## EXERCISE REQUIREMENTS
Looking at the listing beneath, work out how many lines hold "item" and report only that figure.

## RECORDS PROVIDED
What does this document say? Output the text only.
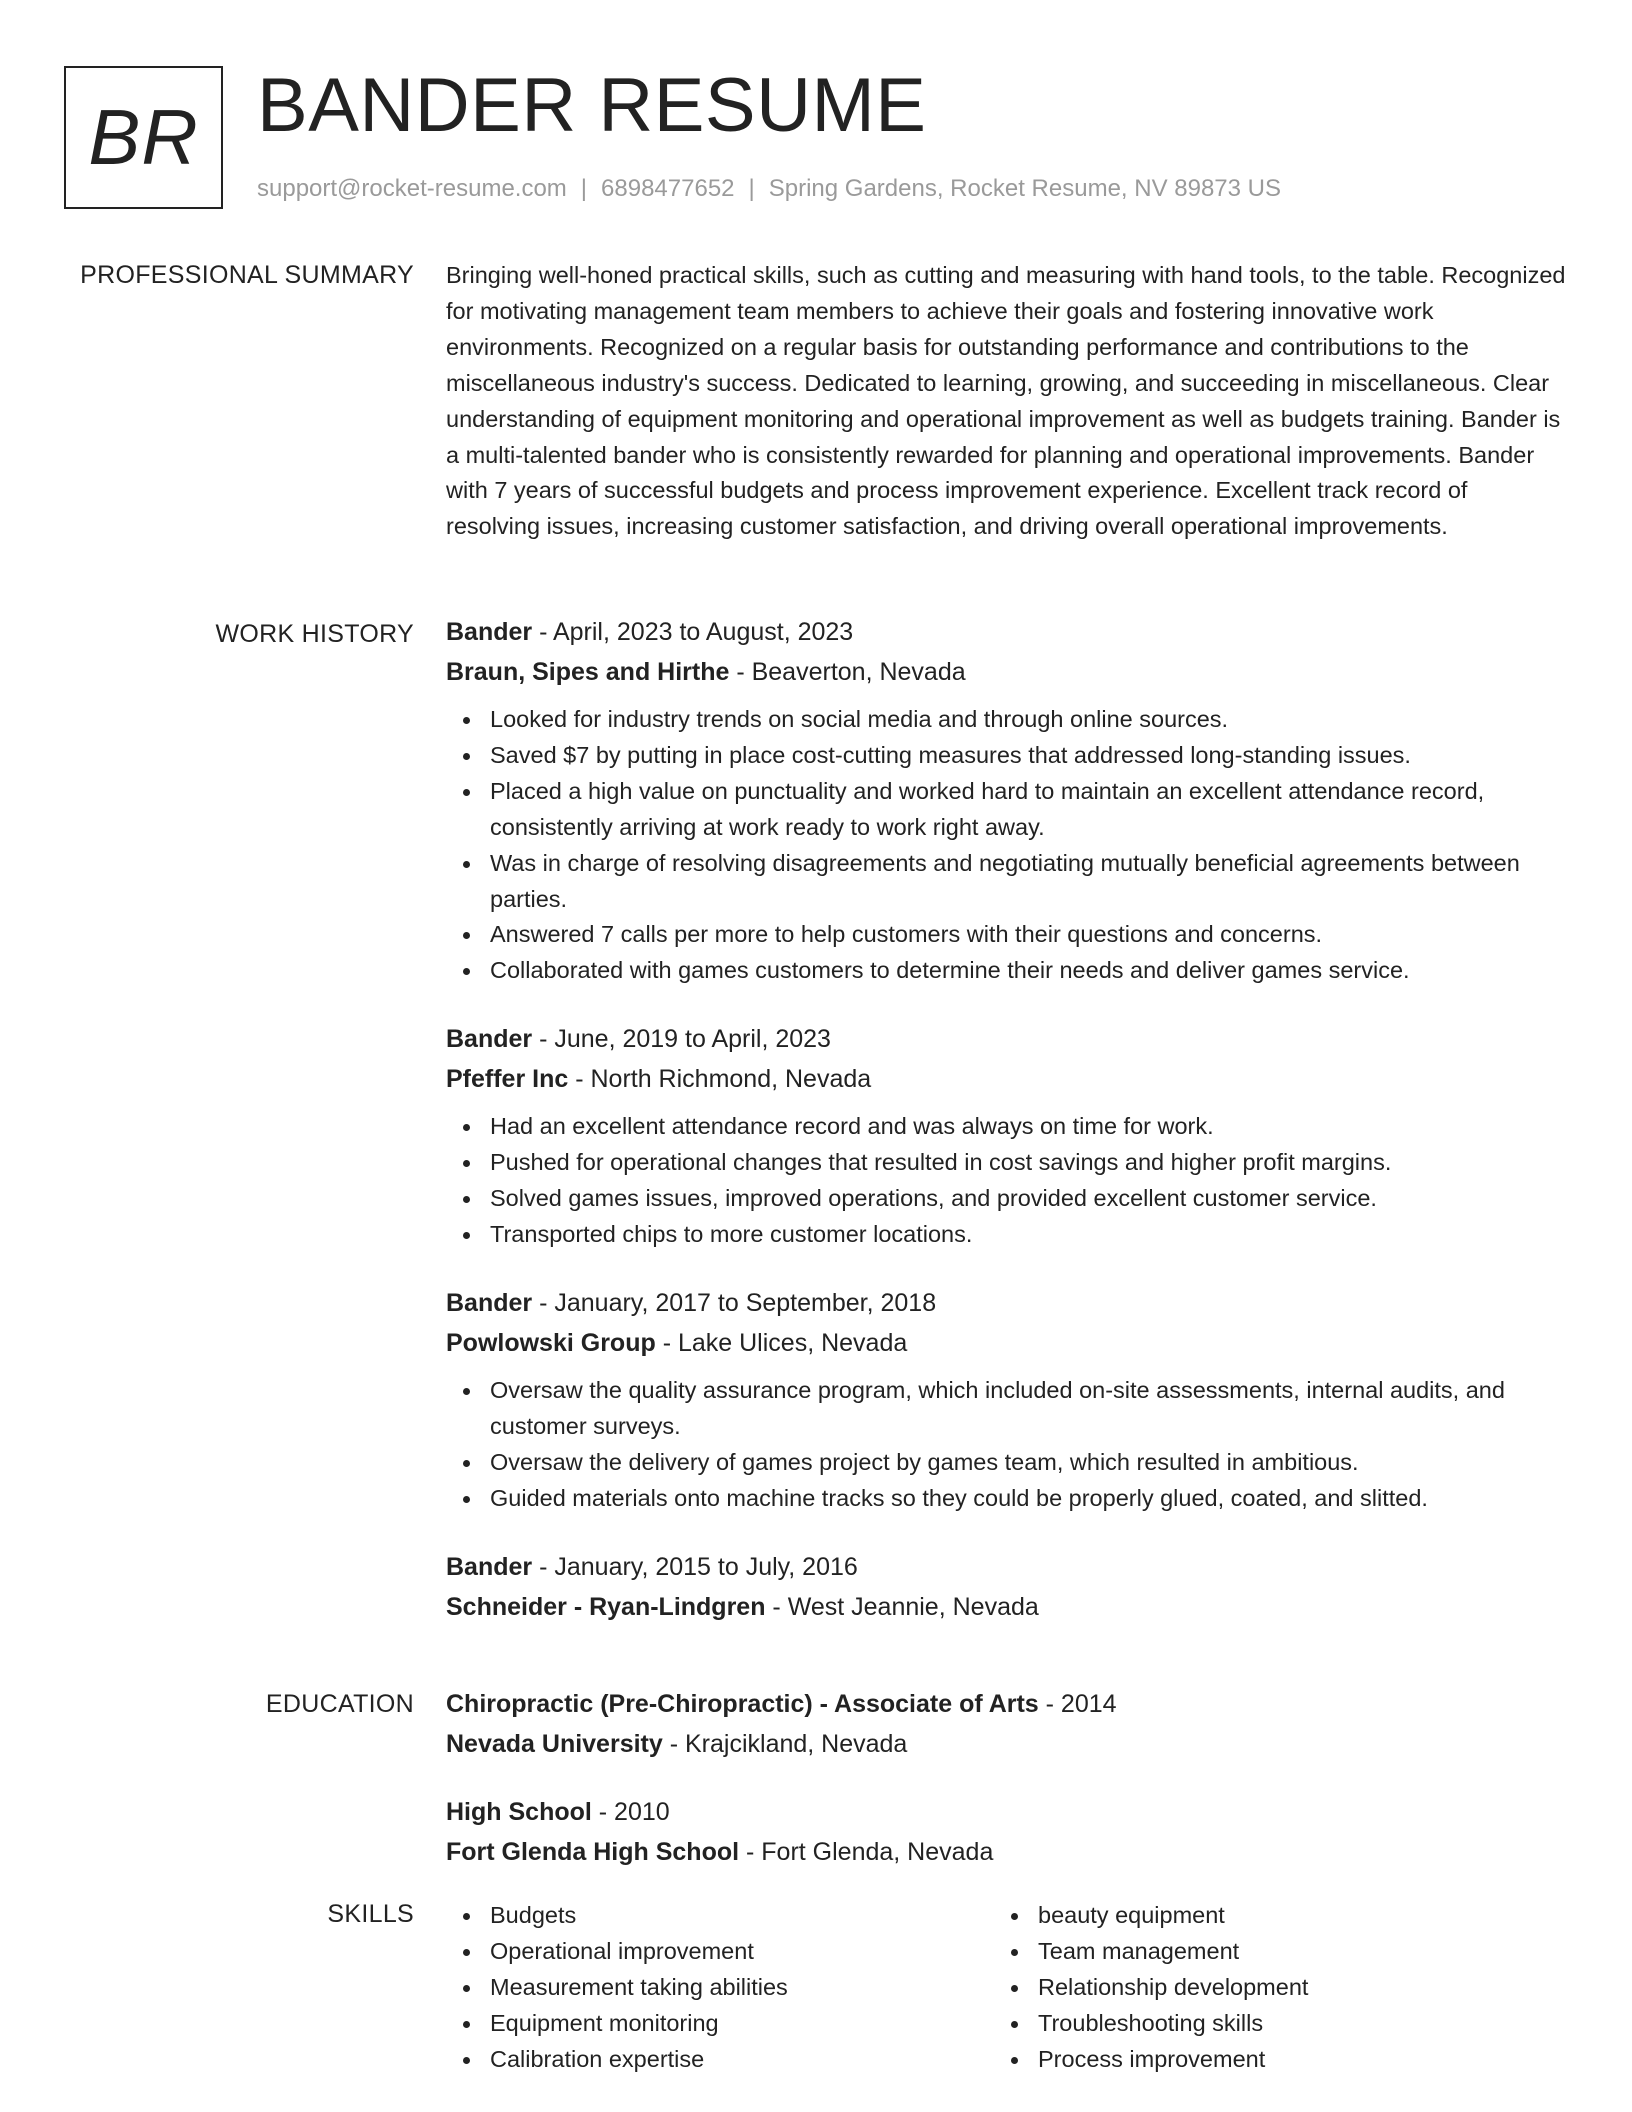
BR BANDER RESUME
support@rocket-resume.com | 6898477652 | Spring Gardens, Rocket Resume, NV 89873 US
PROFESSIONAL SUMMARY Bringing well-honed practical skills, such as cutting and measuring with hand tools, to the table. Recognized for motivating management team members to achieve their goals and fostering innovative work environments. Recognized on a regular basis for outstanding performance and contributions to the miscellaneous industry's success. Dedicated to learning, growing, and succeeding in miscellaneous. Clear understanding of equipment monitoring and operational improvement as well as budgets training. Bander is a multi-talented bander who is consistently rewarded for planning and operational improvements. Bander with 7 years of successful budgets and process improvement experience. Excellent track record of resolving issues, increasing customer satisfaction, and driving overall operational improvements.

WORK HISTORY Bander - April, 2023 to August, 2023
Braun, Sipes and Hirthe - Beaverton, Nevada
Looked for industry trends on social media and through online sources.
Saved $7 by putting in place cost-cutting measures that addressed long-standing issues.
Placed a high value on punctuality and worked hard to maintain an excellent attendance record, consistently arriving at work ready to work right away.
Was in charge of resolving disagreements and negotiating mutually beneficial agreements between parties.
Answered 7 calls per more to help customers with their questions and concerns.
Collaborated with games customers to determine their needs and deliver games service.
Bander - June, 2019 to April, 2023
Pfeffer Inc - North Richmond, Nevada
Had an excellent attendance record and was always on time for work.
Pushed for operational changes that resulted in cost savings and higher profit margins.
Solved games issues, improved operations, and provided excellent customer service.
Transported chips to more customer locations.
Bander - January, 2017 to September, 2018
Powlowski Group - Lake Ulices, Nevada
Oversaw the quality assurance program, which included on-site assessments, internal audits, and customer surveys.
Oversaw the delivery of games project by games team, which resulted in ambitious.
Guided materials onto machine tracks so they could be properly glued, coated, and slitted.
Bander - January, 2015 to July, 2016
Schneider - Ryan-Lindgren - West Jeannie, Nevada
EDUCATION Chiropractic (Pre-Chiropractic) - Associate of Arts - 2014
Nevada University - Krajcikland, Nevada
High School - 2010
Fort Glenda High School - Fort Glenda, Nevada
SKILLS	Budgets
Operational improvement
Measurement taking abilities
Equipment monitoring
Calibration expertise
beauty equipment
Team management
Relationship development
Troubleshooting skills
Process improvement
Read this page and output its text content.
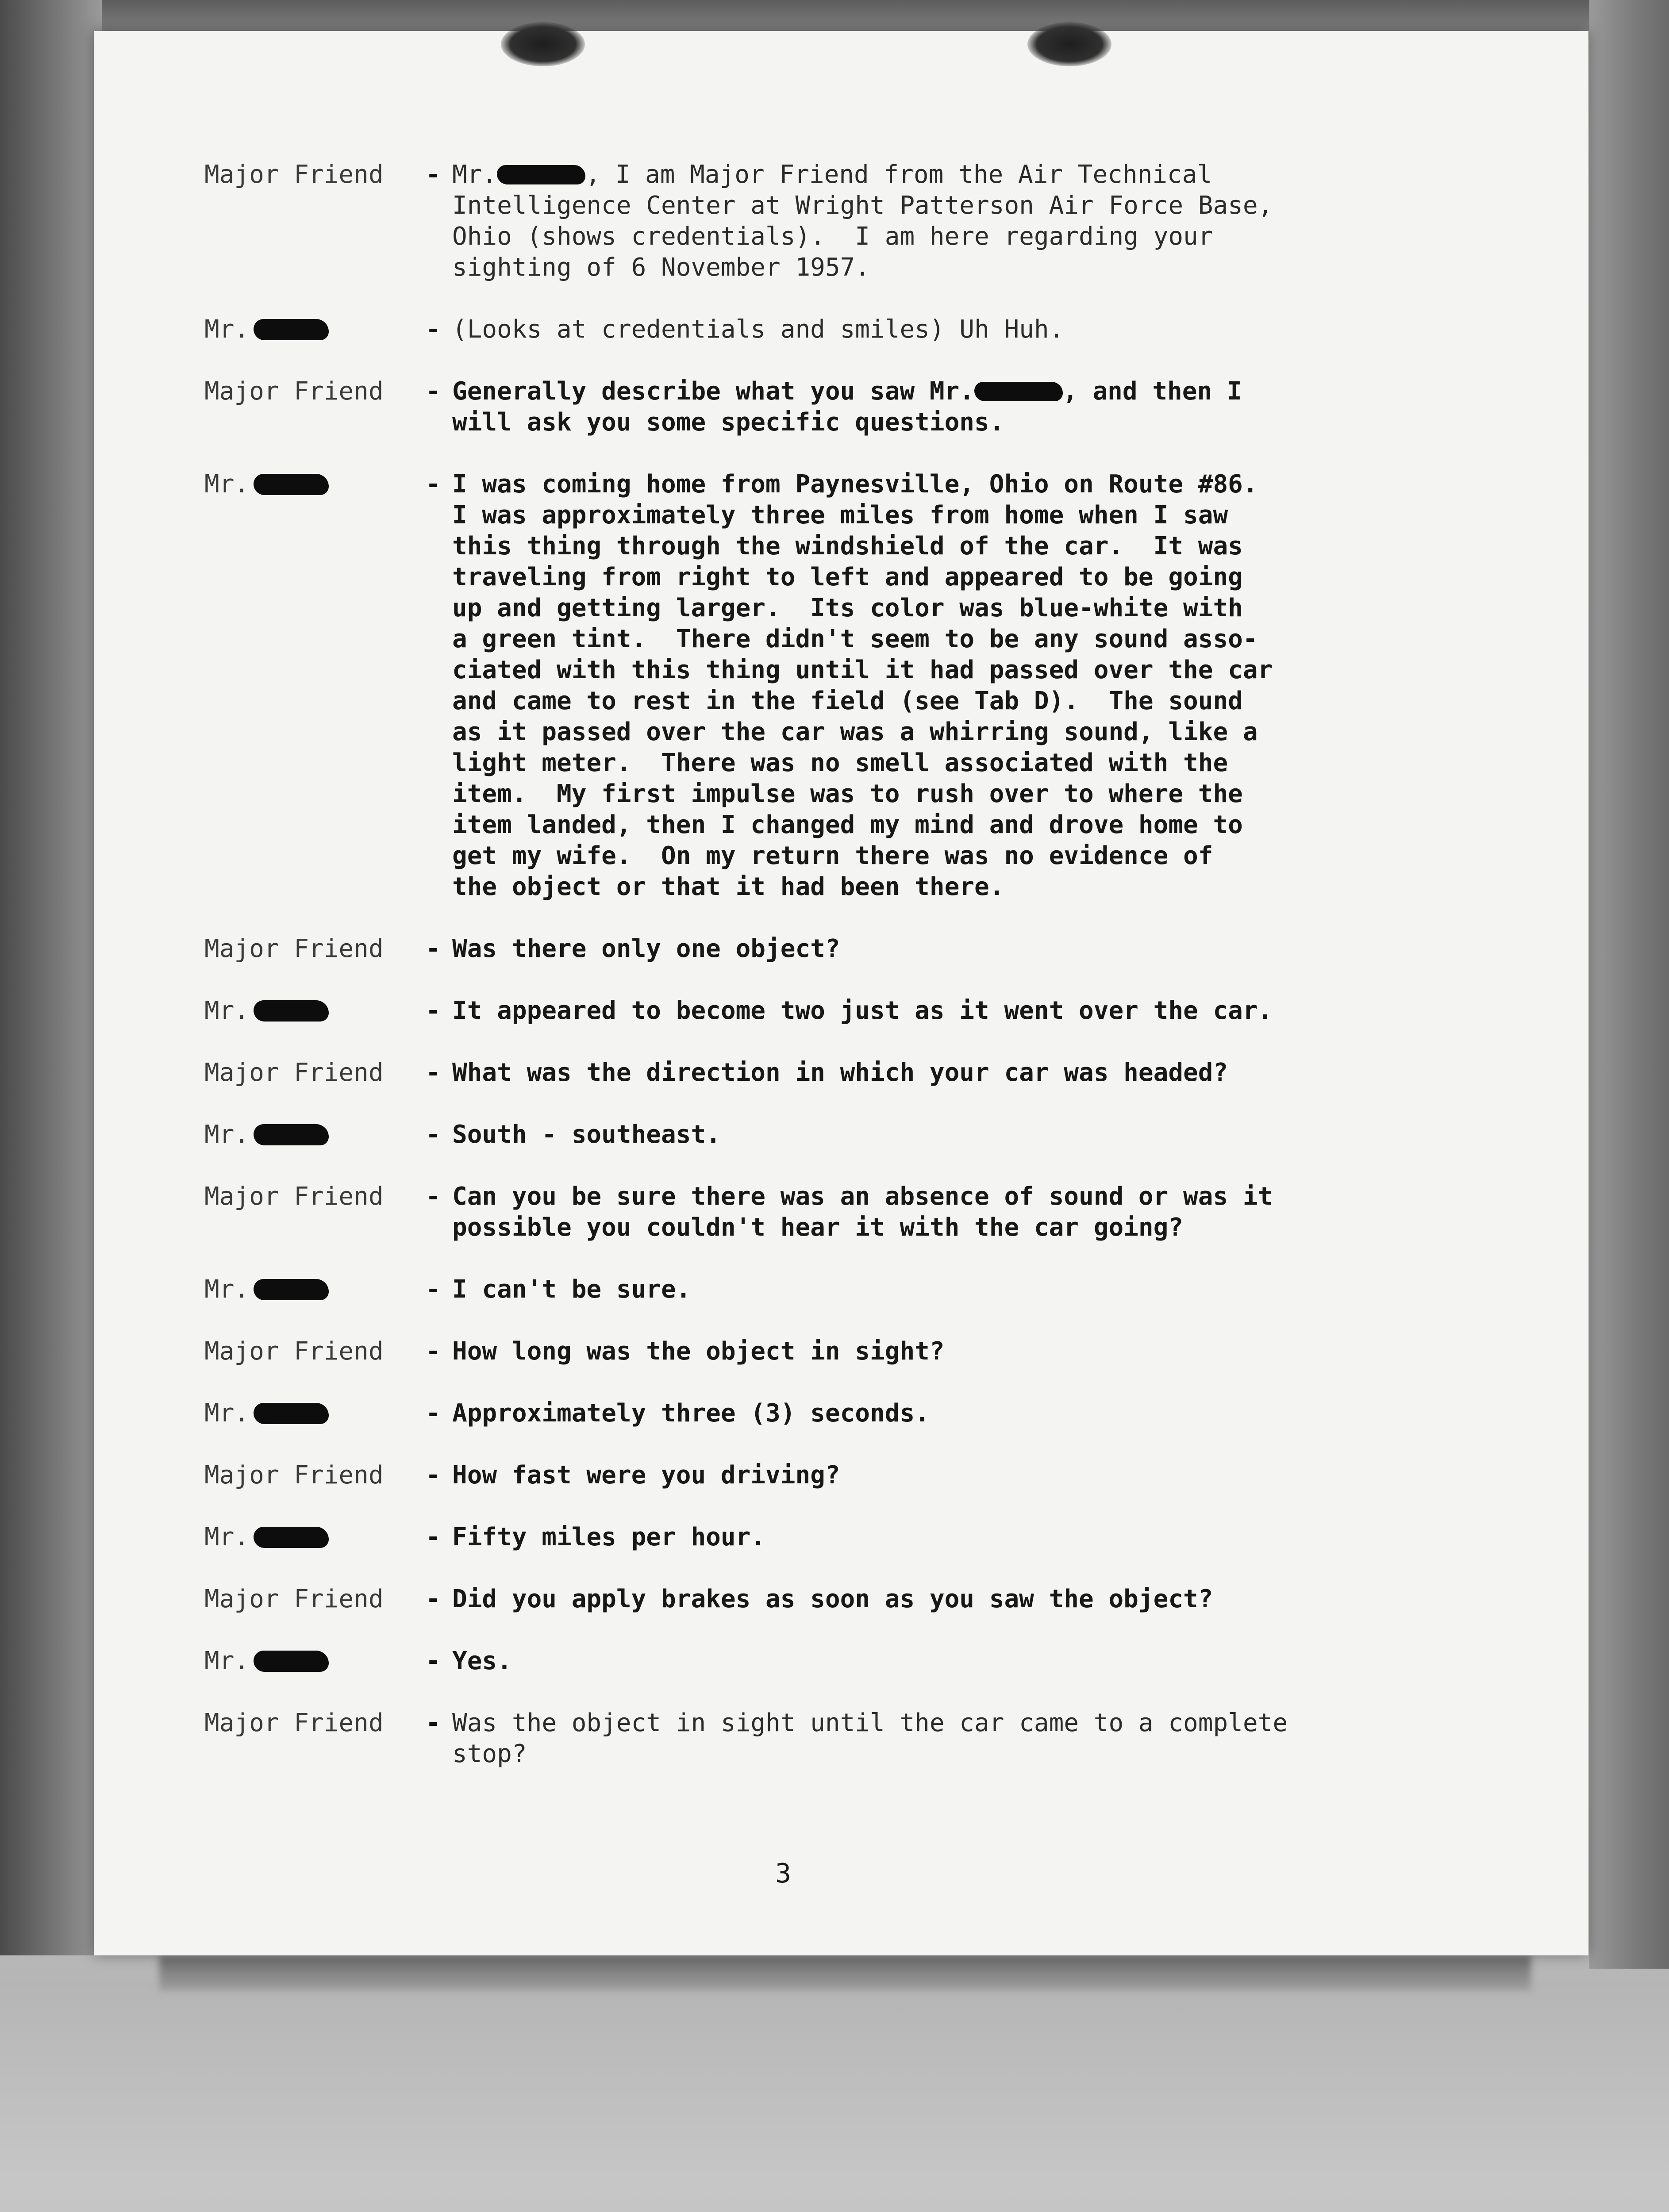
Major Friend	- Mr.	, I am Major Friend from the Air Technical
Intelligence Center at Wright Patterson Air Force Base,
Ohio (shows credentials).  I am here regarding your
sighting of 6 November 1957.
Mr.	- (Looks at credentials and smiles) Uh Huh.
Major Friend	- Generally describe what you saw Mr.	, and then I
will ask you some specific questions.
Mr.	- I was coming home from Paynesville, Ohio on Route #86.
I was approximately three miles from home when I saw
this thing through the windshield of the car.  It was
traveling from right to left and appeared to be going
up and getting larger.  Its color was blue-white with
a green tint.  There didn't seem to be any sound asso-
ciated with this thing until it had passed over the car
and came to rest in the field (see Tab D).  The sound
as it passed over the car was a whirring sound, like a
light meter.  There was no smell associated with the
item.  My first impulse was to rush over to where the
item landed, then I changed my mind and drove home to
get my wife.  On my return there was no evidence of
the object or that it had been there.
Major Friend	- Was there only one object?
Mr.	- It appeared to become two just as it went over the car.
Major Friend	- What was the direction in which your car was headed?
Mr.	- South - southeast.
Major Friend	- Can you be sure there was an absence of sound or was it
possible you couldn't hear it with the car going?
Mr.	- I can't be sure.
Major Friend	- How long was the object in sight?
Mr.	- Approximately three (3) seconds.
Major Friend	- How fast were you driving?
Mr.	- Fifty miles per hour.
Major Friend	- Did you apply brakes as soon as you saw the object?
Mr.	- Yes.
Major Friend	- Was the object in sight until the car came to a complete
stop?
3
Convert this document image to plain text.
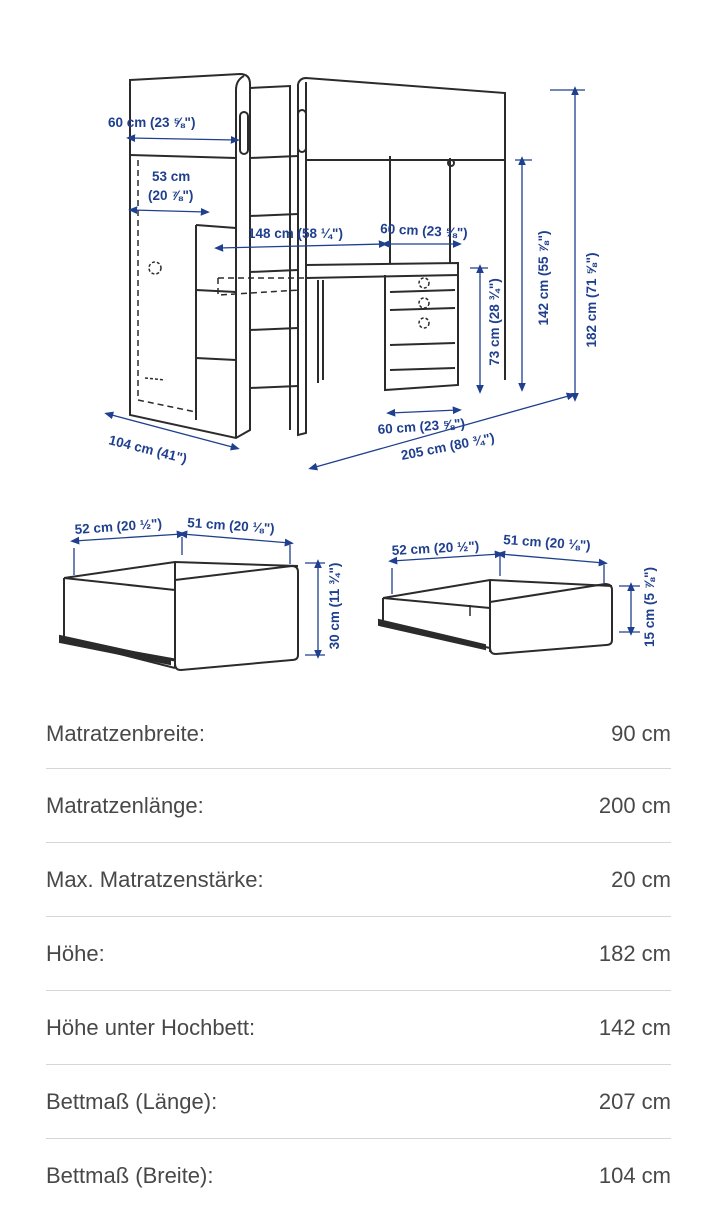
60 cm (23 ⅝")
53 cm
(20 ⅞")
148 cm (58 ¼")	60 cm (23 ⅝")
182 cm (71 ⅝")
142 cm (55 ⅞")
73 cm (28 ¾")
60 cm (23 ⅝")
205 cm (80 ¾")
104 cm (41")
52 cm (20 ½") 51 cm (20 ⅛")
30 cm (11 ¾")
52 cm (20 ½") 51 cm (20 ⅛")
15 cm (5 ⅞")
Matratzenbreite:	90 cm
Matratzenlänge:	200 cm
Max. Matratzenstärke:	20 cm
Höhe:	182 cm
Höhe unter Hochbett:	142 cm
Bettmaß (Länge):	207 cm
Bettmaß (Breite):	104 cm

## EXERCISE OUTPUT
2